=== Recorded information ===

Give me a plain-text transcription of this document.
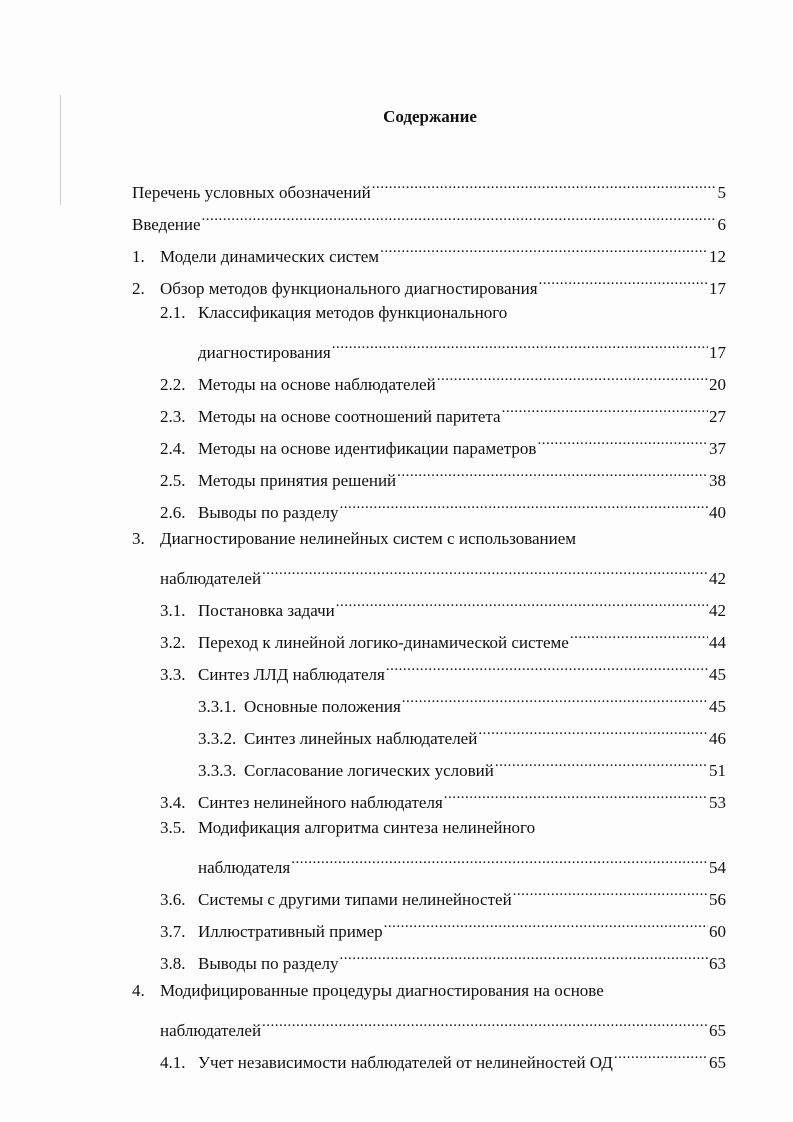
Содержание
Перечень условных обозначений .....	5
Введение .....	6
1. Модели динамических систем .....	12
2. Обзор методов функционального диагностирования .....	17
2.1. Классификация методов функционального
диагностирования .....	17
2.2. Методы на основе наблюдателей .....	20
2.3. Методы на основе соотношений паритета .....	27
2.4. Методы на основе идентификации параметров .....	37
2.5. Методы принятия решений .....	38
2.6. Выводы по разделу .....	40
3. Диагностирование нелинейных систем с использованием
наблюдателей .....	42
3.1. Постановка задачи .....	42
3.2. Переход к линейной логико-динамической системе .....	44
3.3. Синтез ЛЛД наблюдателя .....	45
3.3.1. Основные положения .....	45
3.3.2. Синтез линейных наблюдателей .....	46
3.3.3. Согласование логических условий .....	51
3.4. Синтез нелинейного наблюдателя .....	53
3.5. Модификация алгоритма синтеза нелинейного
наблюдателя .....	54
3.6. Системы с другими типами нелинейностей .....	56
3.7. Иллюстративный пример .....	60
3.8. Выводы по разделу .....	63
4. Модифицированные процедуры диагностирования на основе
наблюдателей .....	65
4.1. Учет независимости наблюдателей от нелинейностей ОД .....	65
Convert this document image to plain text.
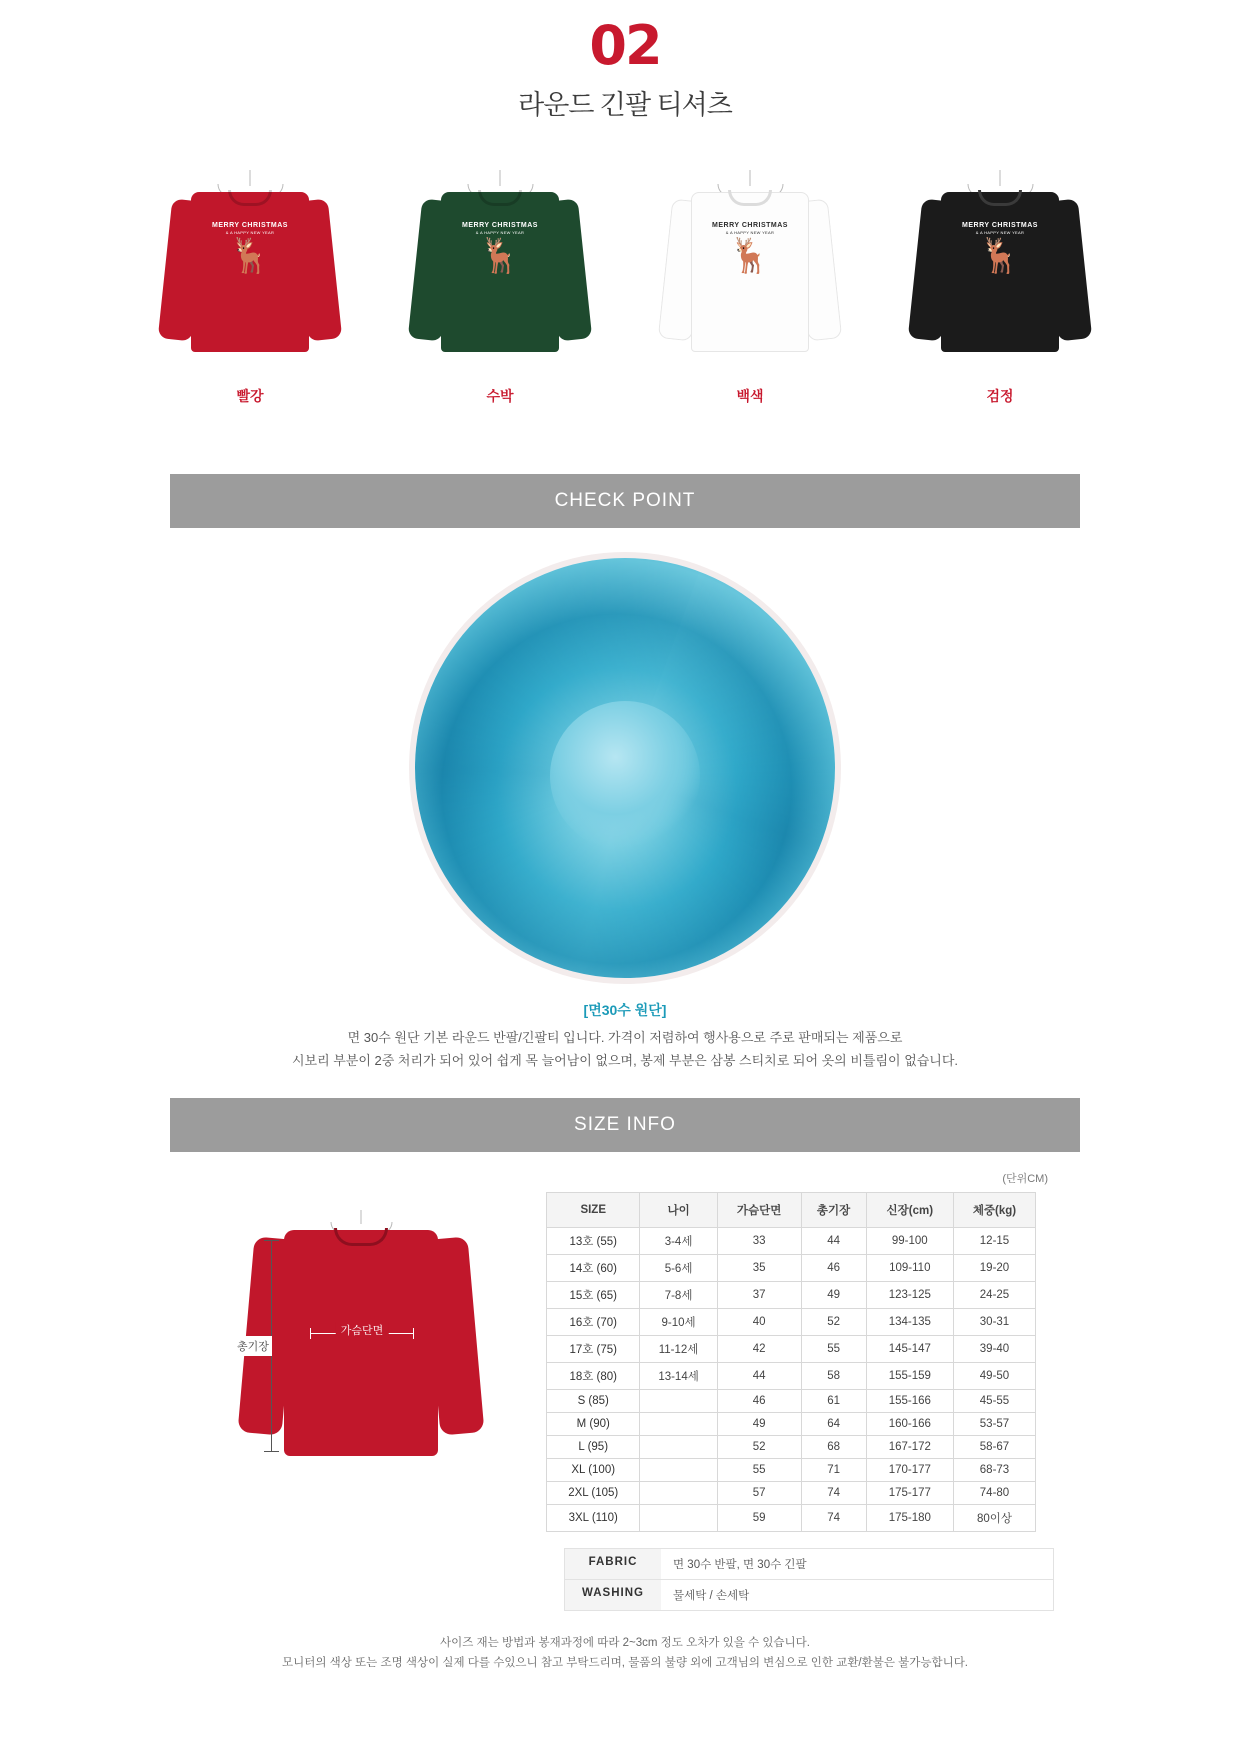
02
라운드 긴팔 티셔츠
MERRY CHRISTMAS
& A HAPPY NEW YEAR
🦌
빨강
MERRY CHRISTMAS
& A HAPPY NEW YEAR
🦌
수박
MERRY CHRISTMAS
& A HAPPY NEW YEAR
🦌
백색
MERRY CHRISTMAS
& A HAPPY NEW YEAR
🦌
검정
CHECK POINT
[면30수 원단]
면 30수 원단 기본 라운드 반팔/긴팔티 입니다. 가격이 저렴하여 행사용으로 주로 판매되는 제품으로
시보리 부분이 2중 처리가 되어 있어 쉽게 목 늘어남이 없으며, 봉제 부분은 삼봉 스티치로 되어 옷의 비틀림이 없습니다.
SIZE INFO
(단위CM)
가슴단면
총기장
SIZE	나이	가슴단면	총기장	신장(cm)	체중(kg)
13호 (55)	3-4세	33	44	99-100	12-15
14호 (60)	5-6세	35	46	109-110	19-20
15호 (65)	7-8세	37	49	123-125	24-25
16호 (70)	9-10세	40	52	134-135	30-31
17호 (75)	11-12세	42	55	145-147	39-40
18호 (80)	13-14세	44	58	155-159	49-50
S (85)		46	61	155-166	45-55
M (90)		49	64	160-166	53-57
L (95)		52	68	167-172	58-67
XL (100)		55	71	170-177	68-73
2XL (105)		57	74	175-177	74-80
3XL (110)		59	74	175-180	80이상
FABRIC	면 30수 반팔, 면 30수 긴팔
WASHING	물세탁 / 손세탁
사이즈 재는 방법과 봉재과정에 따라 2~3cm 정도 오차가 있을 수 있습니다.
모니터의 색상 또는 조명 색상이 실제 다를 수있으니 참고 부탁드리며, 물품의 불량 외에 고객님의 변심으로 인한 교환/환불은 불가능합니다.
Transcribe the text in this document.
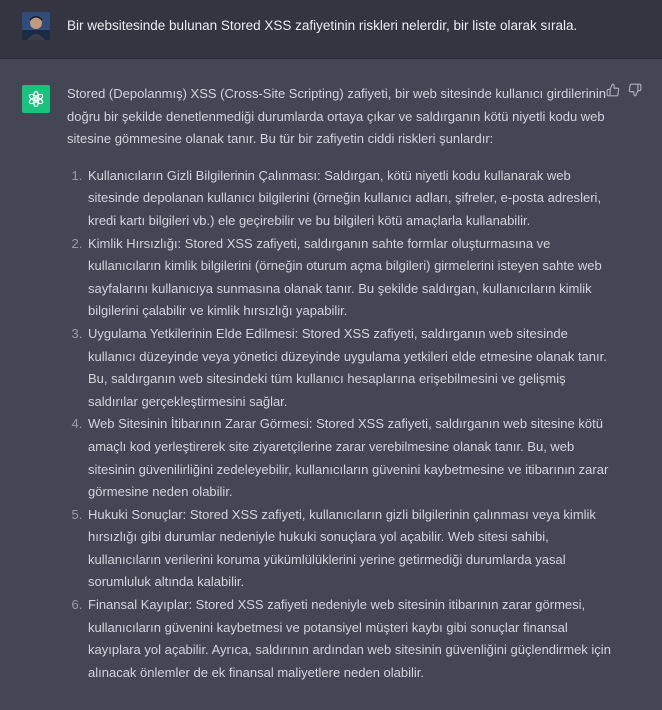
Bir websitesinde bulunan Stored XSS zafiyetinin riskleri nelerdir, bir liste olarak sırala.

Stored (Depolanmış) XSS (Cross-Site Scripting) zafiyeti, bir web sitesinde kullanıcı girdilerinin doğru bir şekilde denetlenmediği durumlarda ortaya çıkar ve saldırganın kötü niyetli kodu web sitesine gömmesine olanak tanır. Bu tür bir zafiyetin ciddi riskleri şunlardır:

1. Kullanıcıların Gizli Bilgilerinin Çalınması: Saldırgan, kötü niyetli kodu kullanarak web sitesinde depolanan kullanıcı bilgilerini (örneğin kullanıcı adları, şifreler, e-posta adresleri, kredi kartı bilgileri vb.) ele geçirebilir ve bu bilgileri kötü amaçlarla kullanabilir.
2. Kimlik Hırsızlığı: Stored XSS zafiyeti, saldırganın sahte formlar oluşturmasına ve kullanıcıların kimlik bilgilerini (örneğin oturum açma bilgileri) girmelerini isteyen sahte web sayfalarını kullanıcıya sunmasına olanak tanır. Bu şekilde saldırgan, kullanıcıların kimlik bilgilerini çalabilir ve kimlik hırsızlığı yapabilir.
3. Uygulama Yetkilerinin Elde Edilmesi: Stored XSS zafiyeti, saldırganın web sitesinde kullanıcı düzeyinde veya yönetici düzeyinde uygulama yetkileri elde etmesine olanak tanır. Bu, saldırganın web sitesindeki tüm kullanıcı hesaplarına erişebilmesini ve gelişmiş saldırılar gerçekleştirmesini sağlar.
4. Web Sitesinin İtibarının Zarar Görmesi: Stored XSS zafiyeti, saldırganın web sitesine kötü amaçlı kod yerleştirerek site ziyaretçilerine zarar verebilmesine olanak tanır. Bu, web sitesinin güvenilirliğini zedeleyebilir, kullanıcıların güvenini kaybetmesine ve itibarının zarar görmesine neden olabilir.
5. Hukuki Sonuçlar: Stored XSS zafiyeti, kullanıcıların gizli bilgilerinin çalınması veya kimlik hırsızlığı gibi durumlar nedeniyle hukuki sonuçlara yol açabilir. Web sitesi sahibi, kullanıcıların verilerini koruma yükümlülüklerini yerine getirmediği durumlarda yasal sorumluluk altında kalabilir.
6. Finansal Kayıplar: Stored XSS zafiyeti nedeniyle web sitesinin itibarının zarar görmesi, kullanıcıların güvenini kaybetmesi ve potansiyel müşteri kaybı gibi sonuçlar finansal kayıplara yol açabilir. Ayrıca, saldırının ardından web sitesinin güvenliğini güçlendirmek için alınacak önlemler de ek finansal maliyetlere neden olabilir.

===

# What the task asks
Print out the whole of the material word for word, without pictures.

# Output for this exercise
Give me a plain-text transcription of this document.
Содержание
Перечень условных обозначений .....	5
Введение .....	6
1. Модели динамических систем .....	12
2. Обзор методов функционального диагностирования .....	17
2.1. Классификация методов функционального
диагностирования .....	17
2.2. Методы на основе наблюдателей .....	20
2.3. Методы на основе соотношений паритета .....	27
2.4. Методы на основе идентификации параметров .....	37
2.5. Методы принятия решений .....	38
2.6. Выводы по разделу .....	40
3. Диагностирование нелинейных систем с использованием
наблюдателей .....	42
3.1. Постановка задачи .....	42
3.2. Переход к линейной логико-динамической системе .....	44
3.3. Синтез ЛЛД наблюдателя .....	45
3.3.1. Основные положения .....	45
3.3.2. Синтез линейных наблюдателей .....	46
3.3.3. Согласование логических условий .....	51
3.4. Синтез нелинейного наблюдателя .....	53
3.5. Модификация алгоритма синтеза нелинейного
наблюдателя .....	54
3.6. Системы с другими типами нелинейностей .....	56
3.7. Иллюстративный пример .....	60
3.8. Выводы по разделу .....	63
4. Модифицированные процедуры диагностирования на основе
наблюдателей .....	65
4.1. Учет независимости наблюдателей от нелинейностей ОД .....	65
Convert this document image to plain text.
02
라운드 긴팔 티셔츠
MERRY CHRISTMAS
& A HAPPY NEW YEAR
🦌
빨강
MERRY CHRISTMAS
& A HAPPY NEW YEAR
🦌
수박
MERRY CHRISTMAS
& A HAPPY NEW YEAR
🦌
백색
MERRY CHRISTMAS
& A HAPPY NEW YEAR
🦌
검정
CHECK POINT
[면30수 원단]
면 30수 원단 기본 라운드 반팔/긴팔티 입니다. 가격이 저렴하여 행사용으로 주로 판매되는 제품으로
시보리 부분이 2중 처리가 되어 있어 쉽게 목 늘어남이 없으며, 봉제 부분은 삼봉 스티치로 되어 옷의 비틀림이 없습니다.
SIZE INFO
(단위CM)
가슴단면
총기장
SIZE	나이	가슴단면	총기장	신장(cm)	체중(kg)
13호 (55)	3-4세	33	44	99-100	12-15
14호 (60)	5-6세	35	46	109-110	19-20
15호 (65)	7-8세	37	49	123-125	24-25
16호 (70)	9-10세	40	52	134-135	30-31
17호 (75)	11-12세	42	55	145-147	39-40
18호 (80)	13-14세	44	58	155-159	49-50
S (85)		46	61	155-166	45-55
M (90)		49	64	160-166	53-57
L (95)		52	68	167-172	58-67
XL (100)		55	71	170-177	68-73
2XL (105)		57	74	175-177	74-80
3XL (110)		59	74	175-180	80이상
FABRIC	면 30수 반팔, 면 30수 긴팔
WASHING	물세탁 / 손세탁
사이즈 재는 방법과 봉재과정에 따라 2~3cm 정도 오차가 있을 수 있습니다.
모니터의 색상 또는 조명 색상이 실제 다를 수있으니 참고 부탁드리며, 물품의 불량 외에 고객님의 변심으로 인한 교환/환불은 불가능합니다.
Transcribe the text in this document.
Bir websitesinde bulunan Stored XSS zafiyetinin riskleri nelerdir, bir liste olarak sırala.

Stored (Depolanmış) XSS (Cross-Site Scripting) zafiyeti, bir web sitesinde kullanıcı girdilerinin doğru bir şekilde denetlenmediği durumlarda ortaya çıkar ve saldırganın kötü niyetli kodu web sitesine gömmesine olanak tanır. Bu tür bir zafiyetin ciddi riskleri şunlardır:

1. Kullanıcıların Gizli Bilgilerinin Çalınması: Saldırgan, kötü niyetli kodu kullanarak web sitesinde depolanan kullanıcı bilgilerini (örneğin kullanıcı adları, şifreler, e-posta adresleri, kredi kartı bilgileri vb.) ele geçirebilir ve bu bilgileri kötü amaçlarla kullanabilir.
2. Kimlik Hırsızlığı: Stored XSS zafiyeti, saldırganın sahte formlar oluşturmasına ve kullanıcıların kimlik bilgilerini (örneğin oturum açma bilgileri) girmelerini isteyen sahte web sayfalarını kullanıcıya sunmasına olanak tanır. Bu şekilde saldırgan, kullanıcıların kimlik bilgilerini çalabilir ve kimlik hırsızlığı yapabilir.
3. Uygulama Yetkilerinin Elde Edilmesi: Stored XSS zafiyeti, saldırganın web sitesinde kullanıcı düzeyinde veya yönetici düzeyinde uygulama yetkileri elde etmesine olanak tanır. Bu, saldırganın web sitesindeki tüm kullanıcı hesaplarına erişebilmesini ve gelişmiş saldırılar gerçekleştirmesini sağlar.
4. Web Sitesinin İtibarının Zarar Görmesi: Stored XSS zafiyeti, saldırganın web sitesine kötü amaçlı kod yerleştirerek site ziyaretçilerine zarar verebilmesine olanak tanır. Bu, web sitesinin güvenilirliğini zedeleyebilir, kullanıcıların güvenini kaybetmesine ve itibarının zarar görmesine neden olabilir.
5. Hukuki Sonuçlar: Stored XSS zafiyeti, kullanıcıların gizli bilgilerinin çalınması veya kimlik hırsızlığı gibi durumlar nedeniyle hukuki sonuçlara yol açabilir. Web sitesi sahibi, kullanıcıların verilerini koruma yükümlülüklerini yerine getirmediği durumlarda yasal sorumluluk altında kalabilir.
6. Finansal Kayıplar: Stored XSS zafiyeti nedeniyle web sitesinin itibarının zarar görmesi, kullanıcıların güvenini kaybetmesi ve potansiyel müşteri kaybı gibi sonuçlar finansal kayıplara yol açabilir. Ayrıca, saldırının ardından web sitesinin güvenliğini güçlendirmek için alınacak önlemler de ek finansal maliyetlere neden olabilir.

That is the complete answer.